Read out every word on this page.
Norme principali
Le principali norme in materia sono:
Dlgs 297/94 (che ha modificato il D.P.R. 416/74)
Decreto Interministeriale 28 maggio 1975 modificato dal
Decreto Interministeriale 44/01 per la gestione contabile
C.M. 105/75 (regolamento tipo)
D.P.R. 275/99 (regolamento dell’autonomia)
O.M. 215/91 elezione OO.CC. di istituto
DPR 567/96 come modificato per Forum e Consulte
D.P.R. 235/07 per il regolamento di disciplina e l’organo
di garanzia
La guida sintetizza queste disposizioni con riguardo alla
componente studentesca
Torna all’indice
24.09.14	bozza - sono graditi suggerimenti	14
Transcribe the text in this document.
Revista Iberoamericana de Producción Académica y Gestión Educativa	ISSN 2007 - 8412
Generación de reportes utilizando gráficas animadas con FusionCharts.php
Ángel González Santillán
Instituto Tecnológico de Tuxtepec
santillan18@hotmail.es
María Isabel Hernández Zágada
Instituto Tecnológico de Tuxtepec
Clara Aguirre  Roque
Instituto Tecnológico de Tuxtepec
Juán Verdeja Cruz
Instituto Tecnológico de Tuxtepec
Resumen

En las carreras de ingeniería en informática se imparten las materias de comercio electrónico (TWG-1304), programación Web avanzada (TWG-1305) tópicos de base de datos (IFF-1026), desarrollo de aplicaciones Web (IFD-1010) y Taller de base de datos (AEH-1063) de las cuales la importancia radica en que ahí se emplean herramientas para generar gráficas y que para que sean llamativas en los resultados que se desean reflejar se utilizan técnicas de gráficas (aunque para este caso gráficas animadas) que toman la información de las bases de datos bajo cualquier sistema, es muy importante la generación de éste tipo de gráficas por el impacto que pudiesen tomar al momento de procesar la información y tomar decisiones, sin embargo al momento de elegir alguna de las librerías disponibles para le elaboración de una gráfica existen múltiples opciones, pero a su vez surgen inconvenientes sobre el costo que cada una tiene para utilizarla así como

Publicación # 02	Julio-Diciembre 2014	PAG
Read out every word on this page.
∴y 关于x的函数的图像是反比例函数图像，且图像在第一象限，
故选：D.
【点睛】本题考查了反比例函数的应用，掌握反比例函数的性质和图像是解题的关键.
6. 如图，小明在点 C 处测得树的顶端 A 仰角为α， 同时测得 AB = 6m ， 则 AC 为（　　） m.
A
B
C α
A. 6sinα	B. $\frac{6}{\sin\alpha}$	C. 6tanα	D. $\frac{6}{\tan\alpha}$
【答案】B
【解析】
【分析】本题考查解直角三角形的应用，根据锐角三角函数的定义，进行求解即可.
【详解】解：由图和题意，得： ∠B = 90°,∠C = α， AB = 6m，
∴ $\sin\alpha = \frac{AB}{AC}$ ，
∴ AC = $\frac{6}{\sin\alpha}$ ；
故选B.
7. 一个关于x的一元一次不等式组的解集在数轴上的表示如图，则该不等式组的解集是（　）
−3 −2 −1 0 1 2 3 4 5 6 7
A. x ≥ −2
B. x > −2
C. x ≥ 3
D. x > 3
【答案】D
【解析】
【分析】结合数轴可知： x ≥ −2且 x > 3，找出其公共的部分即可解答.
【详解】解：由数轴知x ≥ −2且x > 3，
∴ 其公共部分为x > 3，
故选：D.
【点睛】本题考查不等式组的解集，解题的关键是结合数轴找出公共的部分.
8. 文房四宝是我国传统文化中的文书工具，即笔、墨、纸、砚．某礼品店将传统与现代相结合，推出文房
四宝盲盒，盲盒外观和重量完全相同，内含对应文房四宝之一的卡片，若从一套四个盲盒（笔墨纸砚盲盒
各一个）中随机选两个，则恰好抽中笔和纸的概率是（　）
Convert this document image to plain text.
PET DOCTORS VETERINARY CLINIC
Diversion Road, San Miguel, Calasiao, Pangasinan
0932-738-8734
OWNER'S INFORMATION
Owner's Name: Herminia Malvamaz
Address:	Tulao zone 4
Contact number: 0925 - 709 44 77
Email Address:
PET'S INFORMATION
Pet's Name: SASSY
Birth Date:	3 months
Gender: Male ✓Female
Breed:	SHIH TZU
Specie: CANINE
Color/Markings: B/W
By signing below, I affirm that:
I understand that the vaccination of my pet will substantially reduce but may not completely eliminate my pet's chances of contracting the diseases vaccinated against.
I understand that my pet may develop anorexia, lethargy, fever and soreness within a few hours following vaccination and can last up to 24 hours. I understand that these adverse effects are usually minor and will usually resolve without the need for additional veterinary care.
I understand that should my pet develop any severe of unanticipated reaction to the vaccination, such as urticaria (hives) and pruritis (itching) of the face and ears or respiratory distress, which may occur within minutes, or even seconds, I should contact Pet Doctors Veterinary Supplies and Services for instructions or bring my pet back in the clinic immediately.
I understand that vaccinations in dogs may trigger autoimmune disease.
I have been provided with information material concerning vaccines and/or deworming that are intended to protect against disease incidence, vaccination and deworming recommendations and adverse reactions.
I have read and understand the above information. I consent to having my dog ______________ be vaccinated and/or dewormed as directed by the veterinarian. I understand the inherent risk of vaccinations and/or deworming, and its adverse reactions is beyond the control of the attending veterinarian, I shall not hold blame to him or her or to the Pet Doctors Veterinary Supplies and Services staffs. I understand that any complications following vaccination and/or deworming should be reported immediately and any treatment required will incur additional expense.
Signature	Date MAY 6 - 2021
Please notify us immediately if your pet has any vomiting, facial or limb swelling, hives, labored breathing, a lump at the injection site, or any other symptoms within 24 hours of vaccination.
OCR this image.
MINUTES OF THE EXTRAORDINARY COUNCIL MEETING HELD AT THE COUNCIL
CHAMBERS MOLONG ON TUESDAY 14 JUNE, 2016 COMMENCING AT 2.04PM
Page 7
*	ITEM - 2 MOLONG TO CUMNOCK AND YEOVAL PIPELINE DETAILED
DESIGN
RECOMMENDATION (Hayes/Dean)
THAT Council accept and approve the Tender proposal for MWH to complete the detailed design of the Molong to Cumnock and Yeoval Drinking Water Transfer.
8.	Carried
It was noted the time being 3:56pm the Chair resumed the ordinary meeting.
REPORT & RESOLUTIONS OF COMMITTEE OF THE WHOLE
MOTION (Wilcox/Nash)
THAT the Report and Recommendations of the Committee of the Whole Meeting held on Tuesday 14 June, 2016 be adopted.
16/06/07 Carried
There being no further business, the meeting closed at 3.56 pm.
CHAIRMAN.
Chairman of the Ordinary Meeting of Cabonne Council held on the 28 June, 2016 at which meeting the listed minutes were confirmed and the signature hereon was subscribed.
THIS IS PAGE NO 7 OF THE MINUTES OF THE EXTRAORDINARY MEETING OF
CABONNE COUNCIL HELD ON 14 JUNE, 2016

■ EXERCISE DESCRIPTION ■
Using the listing above, please repeat every entry exactly.

■ THE RESPONSE ■
Read out every word on this page.
Norme principali
Le principali norme in materia sono:
Dlgs 297/94 (che ha modificato il D.P.R. 416/74)
Decreto Interministeriale 28 maggio 1975 modificato dal
Decreto Interministeriale 44/01 per la gestione contabile
C.M. 105/75 (regolamento tipo)
D.P.R. 275/99 (regolamento dell’autonomia)
O.M. 215/91 elezione OO.CC. di istituto
DPR 567/96 come modificato per Forum e Consulte
D.P.R. 235/07 per il regolamento di disciplina e l’organo
di garanzia
La guida sintetizza queste disposizioni con riguardo alla
componente studentesca
Torna all’indice
24.09.14	bozza - sono graditi suggerimenti	14
Transcribe the text in this document.
Revista Iberoamericana de Producción Académica y Gestión Educativa	ISSN 2007 - 8412
Generación de reportes utilizando gráficas animadas con FusionCharts.php
Ángel González Santillán
Instituto Tecnológico de Tuxtepec
santillan18@hotmail.es
María Isabel Hernández Zágada
Instituto Tecnológico de Tuxtepec
Clara Aguirre  Roque
Instituto Tecnológico de Tuxtepec
Juán Verdeja Cruz
Instituto Tecnológico de Tuxtepec
Resumen

En las carreras de ingeniería en informática se imparten las materias de comercio electrónico (TWG-1304), programación Web avanzada (TWG-1305) tópicos de base de datos (IFF-1026), desarrollo de aplicaciones Web (IFD-1010) y Taller de base de datos (AEH-1063) de las cuales la importancia radica en que ahí se emplean herramientas para generar gráficas y que para que sean llamativas en los resultados que se desean reflejar se utilizan técnicas de gráficas (aunque para este caso gráficas animadas) que toman la información de las bases de datos bajo cualquier sistema, es muy importante la generación de éste tipo de gráficas por el impacto que pudiesen tomar al momento de procesar la información y tomar decisiones, sin embargo al momento de elegir alguna de las librerías disponibles para le elaboración de una gráfica existen múltiples opciones, pero a su vez surgen inconvenientes sobre el costo que cada una tiene para utilizarla así como

Publicación # 02	Julio-Diciembre 2014	PAG
Read out every word on this page.
∴y 关于x的函数的图像是反比例函数图像，且图像在第一象限，
故选：D.
【点睛】本题考查了反比例函数的应用，掌握反比例函数的性质和图像是解题的关键.
6. 如图，小明在点 C 处测得树的顶端 A 仰角为α， 同时测得 AB = 6m ， 则 AC 为（　　） m.
A
B
C α
A. 6sinα	B. $\frac{6}{\sin\alpha}$	C. 6tanα	D. $\frac{6}{\tan\alpha}$
【答案】B
【解析】
【分析】本题考查解直角三角形的应用，根据锐角三角函数的定义，进行求解即可.
【详解】解：由图和题意，得： ∠B = 90°,∠C = α， AB = 6m，
∴ $\sin\alpha = \frac{AB}{AC}$ ，
∴ AC = $\frac{6}{\sin\alpha}$ ；
故选B.
7. 一个关于x的一元一次不等式组的解集在数轴上的表示如图，则该不等式组的解集是（　）
−3 −2 −1 0 1 2 3 4 5 6 7
A. x ≥ −2
B. x > −2
C. x ≥ 3
D. x > 3
【答案】D
【解析】
【分析】结合数轴可知： x ≥ −2且 x > 3，找出其公共的部分即可解答.
【详解】解：由数轴知x ≥ −2且x > 3，
∴ 其公共部分为x > 3，
故选：D.
【点睛】本题考查不等式组的解集，解题的关键是结合数轴找出公共的部分.
8. 文房四宝是我国传统文化中的文书工具，即笔、墨、纸、砚．某礼品店将传统与现代相结合，推出文房
四宝盲盒，盲盒外观和重量完全相同，内含对应文房四宝之一的卡片，若从一套四个盲盒（笔墨纸砚盲盒
各一个）中随机选两个，则恰好抽中笔和纸的概率是（　）
Convert this document image to plain text.
PET DOCTORS VETERINARY CLINIC
Diversion Road, San Miguel, Calasiao, Pangasinan
0932-738-8734
OWNER'S INFORMATION
Owner's Name: Herminia Malvamaz
Address:	Tulao zone 4
Contact number: 0925 - 709 44 77
Email Address:
PET'S INFORMATION
Pet's Name: SASSY
Birth Date:	3 months
Gender: Male ✓Female
Breed:	SHIH TZU
Specie: CANINE
Color/Markings: B/W
By signing below, I affirm that:
I understand that the vaccination of my pet will substantially reduce but may not completely eliminate my pet's chances of contracting the diseases vaccinated against.
I understand that my pet may develop anorexia, lethargy, fever and soreness within a few hours following vaccination and can last up to 24 hours. I understand that these adverse effects are usually minor and will usually resolve without the need for additional veterinary care.
I understand that should my pet develop any severe of unanticipated reaction to the vaccination, such as urticaria (hives) and pruritis (itching) of the face and ears or respiratory distress, which may occur within minutes, or even seconds, I should contact Pet Doctors Veterinary Supplies and Services for instructions or bring my pet back in the clinic immediately.
I understand that vaccinations in dogs may trigger autoimmune disease.
I have been provided with information material concerning vaccines and/or deworming that are intended to protect against disease incidence, vaccination and deworming recommendations and adverse reactions.
I have read and understand the above information. I consent to having my dog ______________ be vaccinated and/or dewormed as directed by the veterinarian. I understand the inherent risk of vaccinations and/or deworming, and its adverse reactions is beyond the control of the attending veterinarian, I shall not hold blame to him or her or to the Pet Doctors Veterinary Supplies and Services staffs. I understand that any complications following vaccination and/or deworming should be reported immediately and any treatment required will incur additional expense.
Signature	Date MAY 6 - 2021
Please notify us immediately if your pet has any vomiting, facial or limb swelling, hives, labored breathing, a lump at the injection site, or any other symptoms within 24 hours of vaccination.
OCR this image.
MINUTES OF THE EXTRAORDINARY COUNCIL MEETING HELD AT THE COUNCIL
CHAMBERS MOLONG ON TUESDAY 14 JUNE, 2016 COMMENCING AT 2.04PM
Page 7
*	ITEM - 2 MOLONG TO CUMNOCK AND YEOVAL PIPELINE DETAILED
DESIGN
RECOMMENDATION (Hayes/Dean)
THAT Council accept and approve the Tender proposal for MWH to complete the detailed design of the Molong to Cumnock and Yeoval Drinking Water Transfer.
8.	Carried
It was noted the time being 3:56pm the Chair resumed the ordinary meeting.
REPORT & RESOLUTIONS OF COMMITTEE OF THE WHOLE
MOTION (Wilcox/Nash)
THAT the Report and Recommendations of the Committee of the Whole Meeting held on Tuesday 14 June, 2016 be adopted.
16/06/07 Carried
There being no further business, the meeting closed at 3.56 pm.
CHAIRMAN.
Chairman of the Ordinary Meeting of Cabonne Council held on the 28 June, 2016 at which meeting the listed minutes were confirmed and the signature hereon was subscribed.
THIS IS PAGE NO 7 OF THE MINUTES OF THE EXTRAORDINARY MEETING OF
CABONNE COUNCIL HELD ON 14 JUNE, 2016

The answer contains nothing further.